Task instructions
#1 Rewrite the OSSEM data quality text from "OSSEM - A Tool" to "are more suitable?", substituting "data feeds" for "log sources".
#2 Extend the OSSEM Power-up write-up past its final sentence.

## Start Document text

OSSEM - A Tool To Assess Data Quality
A tool to assess data quality, built on top of the awesome OSSEM project.
Mission
- Answer the question: I want to start hunting ATT&CK techniques, what log sources and events are more suitable?
- Create transparency on the strengths and weaknesses of your log sources
- Provide an easy way to evaluate your logs
OSSEM Power-up Overview
Power-up uses OSSEM Detection Data Model (DDM) as the foundation of its data quality assessment. The main reason for this is because it provides a structured way to correlate ATT&CK Data Sources, Common information model entities (CIM), and Data Dictionaries (events) with each other.
For those unfamiliar the DDM structure, here is a sample:
ATT&CK Data Source | Sub Data Source | Source Data Object | Relationship | Destination Data Object | EventID |
---|---|---|---|---|---|
Process monitoring | process creation | process | created | process | 4688 |
Process monitoring | process creation | process | created | process | 1 |
Process monitoring | process termination | process | terminated | - | 4689 |
Process monitoring | process termination | process | terminated | - | 5 |
In a nutshell, DDM entries play a major role on removing the complexity of raw events, by providing a scope that defines how a log source (data channels) can be consumed.

## End Document text
## Start Material provided

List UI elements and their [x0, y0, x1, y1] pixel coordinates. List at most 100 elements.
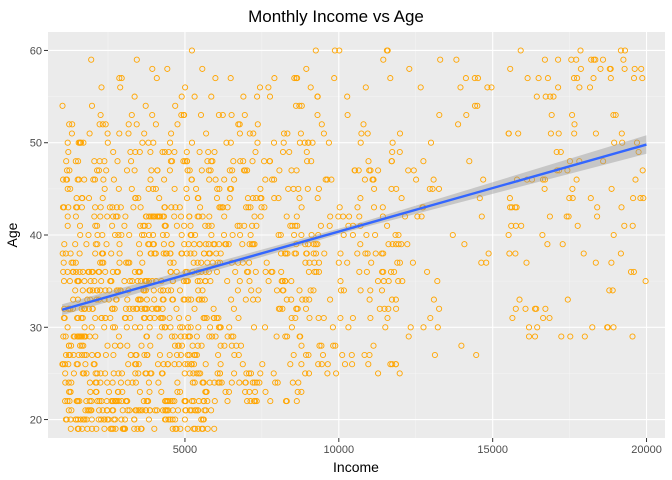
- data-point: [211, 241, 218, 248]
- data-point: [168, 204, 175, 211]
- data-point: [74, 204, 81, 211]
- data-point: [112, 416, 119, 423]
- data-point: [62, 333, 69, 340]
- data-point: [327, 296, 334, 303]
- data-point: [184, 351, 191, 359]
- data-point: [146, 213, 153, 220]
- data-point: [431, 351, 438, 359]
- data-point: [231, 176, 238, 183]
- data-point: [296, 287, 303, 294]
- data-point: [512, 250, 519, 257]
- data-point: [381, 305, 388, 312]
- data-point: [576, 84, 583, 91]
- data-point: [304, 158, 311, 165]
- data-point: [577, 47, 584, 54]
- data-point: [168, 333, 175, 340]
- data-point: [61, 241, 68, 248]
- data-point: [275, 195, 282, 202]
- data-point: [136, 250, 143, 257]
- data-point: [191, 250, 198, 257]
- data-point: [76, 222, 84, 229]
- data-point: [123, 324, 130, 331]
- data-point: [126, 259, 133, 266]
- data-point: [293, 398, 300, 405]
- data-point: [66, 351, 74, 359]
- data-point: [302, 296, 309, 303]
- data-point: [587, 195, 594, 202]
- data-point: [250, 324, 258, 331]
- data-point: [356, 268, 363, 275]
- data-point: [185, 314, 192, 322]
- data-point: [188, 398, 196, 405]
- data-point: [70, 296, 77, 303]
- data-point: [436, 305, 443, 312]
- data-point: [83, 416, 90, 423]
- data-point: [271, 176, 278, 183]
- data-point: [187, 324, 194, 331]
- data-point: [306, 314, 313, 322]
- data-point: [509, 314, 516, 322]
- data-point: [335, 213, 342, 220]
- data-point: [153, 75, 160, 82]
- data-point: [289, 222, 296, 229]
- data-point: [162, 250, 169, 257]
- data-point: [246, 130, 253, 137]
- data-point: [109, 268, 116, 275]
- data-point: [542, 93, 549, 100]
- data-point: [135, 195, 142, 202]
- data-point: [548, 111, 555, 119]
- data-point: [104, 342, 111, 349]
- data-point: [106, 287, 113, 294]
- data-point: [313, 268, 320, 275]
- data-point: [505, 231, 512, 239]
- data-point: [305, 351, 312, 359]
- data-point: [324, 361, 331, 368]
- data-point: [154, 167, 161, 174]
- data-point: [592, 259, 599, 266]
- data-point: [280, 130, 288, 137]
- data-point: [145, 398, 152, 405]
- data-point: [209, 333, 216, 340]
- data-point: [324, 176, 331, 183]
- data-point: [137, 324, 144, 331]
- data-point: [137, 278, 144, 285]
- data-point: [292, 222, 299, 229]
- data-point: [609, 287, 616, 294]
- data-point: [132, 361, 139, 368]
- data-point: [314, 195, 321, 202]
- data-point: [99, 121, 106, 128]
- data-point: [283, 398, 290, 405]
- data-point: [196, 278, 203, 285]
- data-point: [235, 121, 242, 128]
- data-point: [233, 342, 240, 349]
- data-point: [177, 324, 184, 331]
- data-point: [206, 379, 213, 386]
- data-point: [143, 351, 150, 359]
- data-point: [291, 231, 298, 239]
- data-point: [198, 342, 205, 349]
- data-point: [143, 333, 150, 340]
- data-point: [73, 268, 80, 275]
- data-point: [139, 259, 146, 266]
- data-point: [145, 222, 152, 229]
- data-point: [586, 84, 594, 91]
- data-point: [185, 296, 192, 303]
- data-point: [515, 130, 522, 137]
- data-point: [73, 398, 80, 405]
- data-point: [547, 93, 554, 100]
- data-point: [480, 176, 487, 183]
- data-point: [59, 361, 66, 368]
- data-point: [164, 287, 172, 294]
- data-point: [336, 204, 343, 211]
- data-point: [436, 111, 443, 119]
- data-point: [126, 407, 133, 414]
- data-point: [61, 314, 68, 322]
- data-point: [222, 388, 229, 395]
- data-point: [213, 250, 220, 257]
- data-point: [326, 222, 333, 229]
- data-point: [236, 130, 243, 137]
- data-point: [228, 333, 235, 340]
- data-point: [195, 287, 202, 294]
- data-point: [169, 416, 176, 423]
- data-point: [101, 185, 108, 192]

## End Material provided

Results in order
#1
OSSEM - A Tool To Assess Data Quality
A tool to assess data quality, built on top of the awesome OSSEM project.
Mission
- Answer the question: I want to start hunting ATT&CK techniques, what data feeds and events are more suitable?

#2
Data Quality Dimensions
Power-up assesses data quality score according to five distinct dimensions:
Dimension | Type | Description |
---|---|---|
Coverage | Data channel | How many devices or network segments are covered by the data channel |
Timeliness | Data channel | How long does it take for the event to be available |
Retention | Data channel | How long does the event remain available |
Structure | Event | How complete is the event, if relevant fields are available |
Consistency | Event | How standard are the event fields, if fields have been normalized |
Coverage, Timeliness and Retention
These dimensions are tied to data channels, and propagate to all events provided by it.
Due to the nature of these dimensions, they must be rated manually, according to the specifities of the data channels.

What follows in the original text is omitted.